#### Do this
Repeat the listing in full. Nothing may be added or left out.

###

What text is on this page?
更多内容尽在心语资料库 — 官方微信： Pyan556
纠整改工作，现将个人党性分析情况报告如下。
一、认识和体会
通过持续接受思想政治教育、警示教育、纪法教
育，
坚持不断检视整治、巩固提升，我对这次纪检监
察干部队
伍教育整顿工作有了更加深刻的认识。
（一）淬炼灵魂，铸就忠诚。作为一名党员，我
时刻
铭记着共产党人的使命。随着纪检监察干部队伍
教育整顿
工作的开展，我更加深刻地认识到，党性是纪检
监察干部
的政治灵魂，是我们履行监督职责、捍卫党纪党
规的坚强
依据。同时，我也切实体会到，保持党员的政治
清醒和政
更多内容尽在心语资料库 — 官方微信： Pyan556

###

#### Finished answer
What text is on this page?
更多内容尽在心语资料库 — 官方微信： Pyan556
纠整改工作，现将个人党性分析情况报告如下。
一、认识和体会
通过持续接受思想政治教育、警示教育、纪法教
育，
坚持不断检视整治、巩固提升，我对这次纪检监
察干部队
伍教育整顿工作有了更加深刻的认识。
（一）淬炼灵魂，铸就忠诚。作为一名党员，我
时刻
铭记着共产党人的使命。随着纪检监察干部队伍
教育整顿
工作的开展，我更加深刻地认识到，党性是纪检
监察干部
的政治灵魂，是我们履行监督职责、捍卫党纪党
规的坚强
依据。同时，我也切实体会到，保持党员的政治
清醒和政
更多内容尽在心语资料库 — 官方微信： Pyan556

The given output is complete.